---------- Exercise materials
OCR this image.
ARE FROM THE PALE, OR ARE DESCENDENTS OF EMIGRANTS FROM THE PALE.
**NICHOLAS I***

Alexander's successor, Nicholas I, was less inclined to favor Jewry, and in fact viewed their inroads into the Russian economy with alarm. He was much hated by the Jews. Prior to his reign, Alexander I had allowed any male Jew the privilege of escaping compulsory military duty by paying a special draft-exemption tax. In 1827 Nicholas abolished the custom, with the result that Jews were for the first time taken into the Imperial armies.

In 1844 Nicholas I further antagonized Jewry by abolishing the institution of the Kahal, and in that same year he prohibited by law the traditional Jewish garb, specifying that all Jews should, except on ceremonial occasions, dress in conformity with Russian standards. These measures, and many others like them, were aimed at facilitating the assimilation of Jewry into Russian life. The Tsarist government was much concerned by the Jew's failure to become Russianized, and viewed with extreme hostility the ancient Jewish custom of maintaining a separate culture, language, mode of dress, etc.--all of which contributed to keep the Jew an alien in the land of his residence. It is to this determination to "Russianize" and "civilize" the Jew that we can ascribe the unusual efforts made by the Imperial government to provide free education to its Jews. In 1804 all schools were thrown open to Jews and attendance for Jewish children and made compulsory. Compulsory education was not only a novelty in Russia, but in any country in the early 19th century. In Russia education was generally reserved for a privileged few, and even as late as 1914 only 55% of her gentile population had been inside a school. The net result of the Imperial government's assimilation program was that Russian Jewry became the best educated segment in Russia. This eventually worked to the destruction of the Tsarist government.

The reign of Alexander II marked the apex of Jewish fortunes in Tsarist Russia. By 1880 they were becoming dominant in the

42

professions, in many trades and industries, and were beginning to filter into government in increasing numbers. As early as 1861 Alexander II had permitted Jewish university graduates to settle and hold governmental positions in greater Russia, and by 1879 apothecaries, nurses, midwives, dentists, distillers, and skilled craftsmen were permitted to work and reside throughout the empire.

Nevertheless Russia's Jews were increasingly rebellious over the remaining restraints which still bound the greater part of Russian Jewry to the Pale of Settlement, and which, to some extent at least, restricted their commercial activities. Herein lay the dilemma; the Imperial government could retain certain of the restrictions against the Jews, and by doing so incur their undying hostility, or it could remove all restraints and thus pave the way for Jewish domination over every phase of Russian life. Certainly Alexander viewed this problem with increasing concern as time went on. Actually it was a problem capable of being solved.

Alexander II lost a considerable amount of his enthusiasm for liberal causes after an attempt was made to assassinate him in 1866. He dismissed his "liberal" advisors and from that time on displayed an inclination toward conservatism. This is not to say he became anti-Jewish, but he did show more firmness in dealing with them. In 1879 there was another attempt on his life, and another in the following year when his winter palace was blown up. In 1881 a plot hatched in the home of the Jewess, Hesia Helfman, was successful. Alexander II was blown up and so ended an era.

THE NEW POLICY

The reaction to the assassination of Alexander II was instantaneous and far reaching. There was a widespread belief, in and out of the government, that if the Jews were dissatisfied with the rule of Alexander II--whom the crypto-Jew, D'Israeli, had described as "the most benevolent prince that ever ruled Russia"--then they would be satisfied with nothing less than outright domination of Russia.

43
--------------------
Reproduce the material above exactly; please quote every line of it.

OCR this image.
ARE FROM THE PALE, OR ARE DESCENDENTS OF EMIGRANTS FROM THE PALE.
**NICHOLAS I***

Alexander's successor, Nicholas I, was less inclined to favor Jewry, and in fact viewed their inroads into the Russian economy with alarm. He was much hated by the Jews. Prior to his reign, Alexander I had allowed any male Jew the privilege of escaping compulsory military duty by paying a special draft-exemption tax. In 1827 Nicholas abolished the custom, with the result that Jews were for the first time taken into the Imperial armies.

In 1844 Nicholas I further antagonized Jewry by abolishing the institution of the Kahal, and in that same year he prohibited by law the traditional Jewish garb, specifying that all Jews should, except on ceremonial occasions, dress in conformity with Russian standards. These measures, and many others like them, were aimed at facilitating the assimilation of Jewry into Russian life. The Tsarist government was much concerned by the Jew's failure to become Russianized, and viewed with extreme hostility the ancient Jewish custom of maintaining a separate culture, language, mode of dress, etc.--all of which contributed to keep the Jew an alien in the land of his residence. It is to this determination to "Russianize" and "civilize" the Jew that we can ascribe the unusual efforts made by the Imperial government to provide free education to its Jews. In 1804 all schools were thrown open to Jews and attendance for Jewish children and made compulsory. Compulsory education was not only a novelty in Russia, but in any country in the early 19th century. In Russia education was generally reserved for a privileged few, and even as late as 1914 only 55% of her gentile population had been inside a school. The net result of the Imperial government's assimilation program was that Russian Jewry became the best educated segment in Russia. This eventually worked to the destruction of the Tsarist government.

The reign of Alexander II marked the apex of Jewish fortunes in Tsarist Russia. By 1880 they were becoming dominant in the

42

professions, in many trades and industries, and were beginning to filter into government in increasing numbers. As early as 1861 Alexander II had permitted Jewish university graduates to settle and hold governmental positions in greater Russia, and by 1879 apothecaries, nurses, midwives, dentists, distillers, and skilled craftsmen were permitted to work and reside throughout the empire.

Nevertheless Russia's Jews were increasingly rebellious over the remaining restraints which still bound the greater part of Russian Jewry to the Pale of Settlement, and which, to some extent at least, restricted their commercial activities. Herein lay the dilemma; the Imperial government could retain certain of the restrictions against the Jews, and by doing so incur their undying hostility, or it could remove all restraints and thus pave the way for Jewish domination over every phase of Russian life. Certainly Alexander viewed this problem with increasing concern as time went on. Actually it was a problem capable of being solved.

Alexander II lost a considerable amount of his enthusiasm for liberal causes after an attempt was made to assassinate him in 1866. He dismissed his "liberal" advisors and from that time on displayed an inclination toward conservatism. This is not to say he became anti-Jewish, but he did show more firmness in dealing with them. In 1879 there was another attempt on his life, and another in the following year when his winter palace was blown up. In 1881 a plot hatched in the home of the Jewess, Hesia Helfman, was successful. Alexander II was blown up and so ended an era.

THE NEW POLICY

The reaction to the assassination of Alexander II was instantaneous and far reaching. There was a widespread belief, in and out of the government, that if the Jews were dissatisfied with the rule of Alexander II--whom the crypto-Jew, D'Israeli, had described as "the most benevolent prince that ever ruled Russia"--then they would be satisfied with nothing less than outright domination of Russia.

43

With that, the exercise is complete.